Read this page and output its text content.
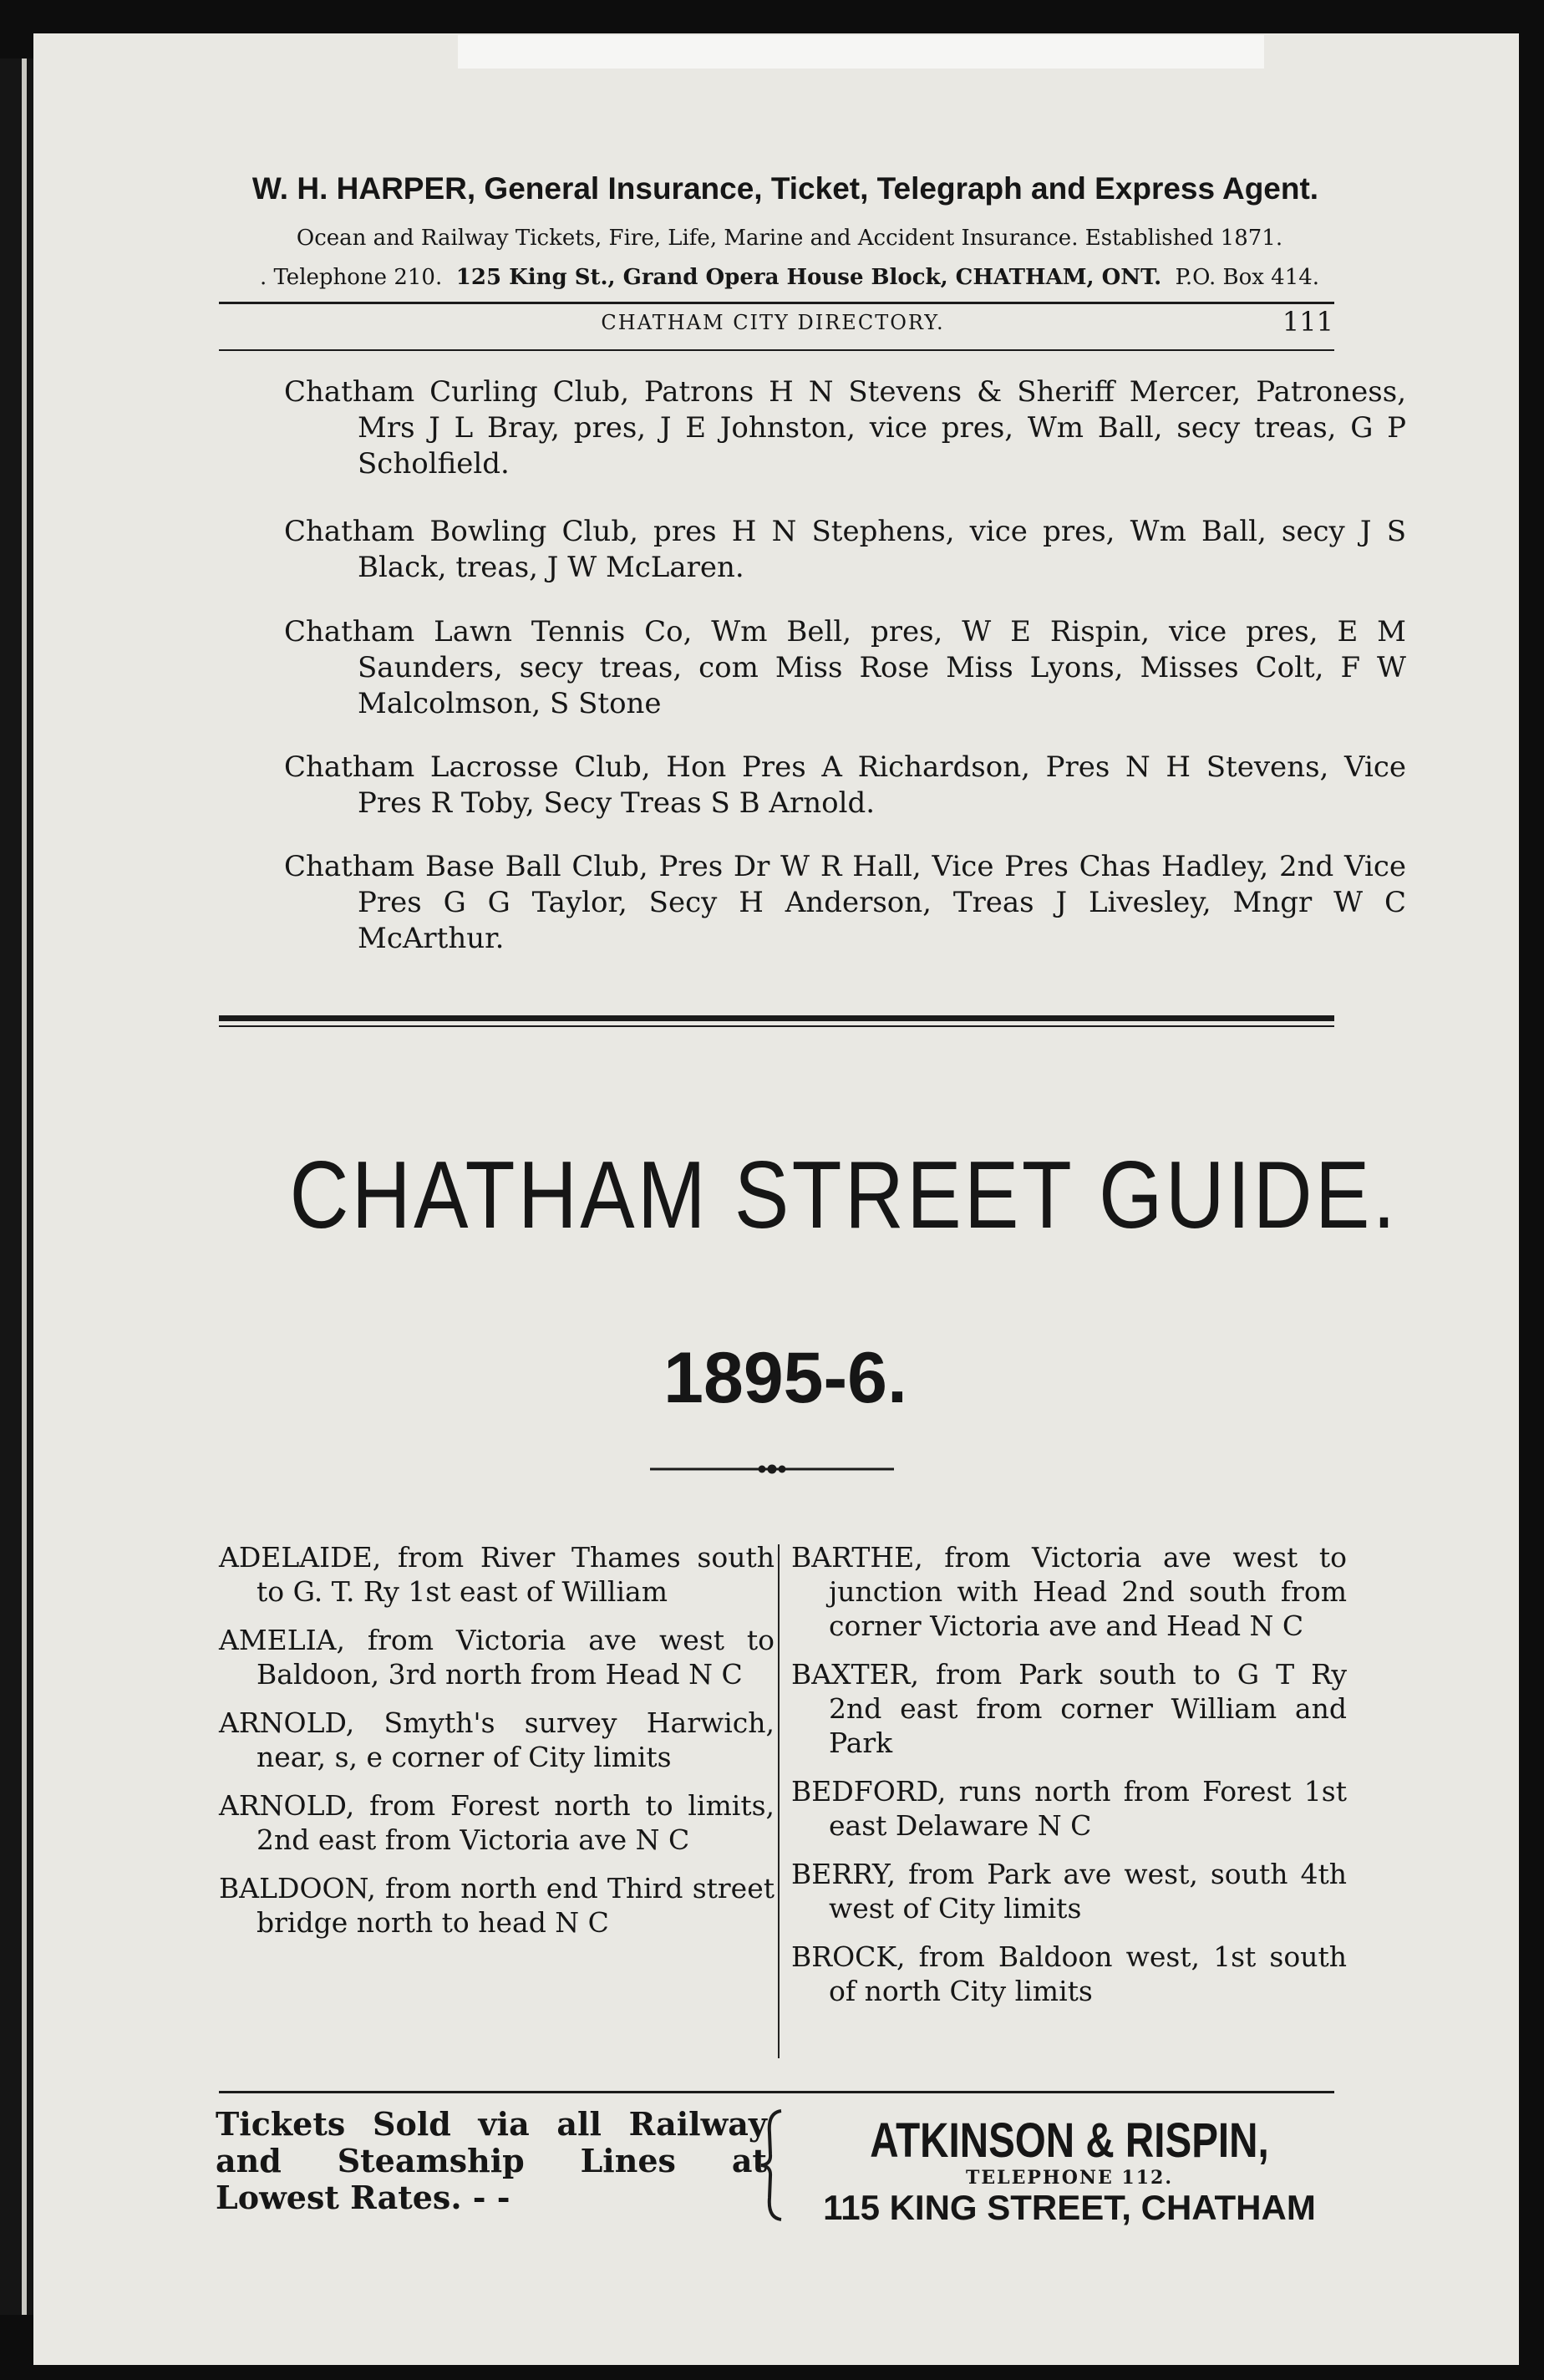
W. H. HARPER, General Insurance, Ticket, Telegraph and Express Agent.
Ocean and Railway Tickets, Fire, Life, Marine and Accident Insurance. Established 1871.
. Telephone 210. 125 King St., Grand Opera House Block, CHATHAM, ONT. P.O. Box 414.
CHATHAM CITY DIRECTORY.	111
Chatham Curling Club, Patrons H N Stevens & Sheriff Mercer, Patroness, Mrs J L Bray, pres, J E Johnston, vice pres, Wm Ball, secy treas, G P Scholfield.
Chatham Bowling Club, pres H N Stephens, vice pres, Wm Ball, secy J S Black, treas, J W McLaren.
Chatham Lawn Tennis Co, Wm Bell, pres, W E Rispin, vice pres, E M Saunders, secy treas, com Miss Rose Miss Lyons, Misses Colt, F W Malcolmson, S Stone
Chatham Lacrosse Club, Hon Pres A Richardson, Pres N H Stevens, Vice Pres R Toby, Secy Treas S B Arnold.
Chatham Base Ball Club, Pres Dr W R Hall, Vice Pres Chas Hadley, 2nd Vice Pres G G Taylor, Secy H Anderson, Treas J Livesley, Mngr W C McArthur.
CHATHAM STREET GUIDE.
1895-6.
ADELAIDE, from River Thames south to G. T. Ry 1st east of William
AMELIA, from Victoria ave west to Baldoon, 3rd north from Head N C
ARNOLD, Smyth's survey Harwich, near, s, e corner of City limits
ARNOLD, from Forest north to limits, 2nd east from Victoria ave N C
BALDOON, from north end Third street bridge north to head N C
BARTHE, from Victoria ave west to junction with Head 2nd south from corner Victoria ave and Head N C
BAXTER, from Park south to G T Ry 2nd east from corner William and Park
BEDFORD, runs north from Forest 1st east Delaware N C
BERRY, from Park ave west, south 4th west of City limits
BROCK, from Baldoon west, 1st south of north City limits
Tickets Sold via all Railway and Steamship Lines at Lowest Rates. - -
ATKINSON & RISPIN,
TELEPHONE 112.
115 KING STREET, CHATHAM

══════

* [Job]: Tally every line of the data that holds the word "Railway" and write the count alone.

* [Correct output]: 2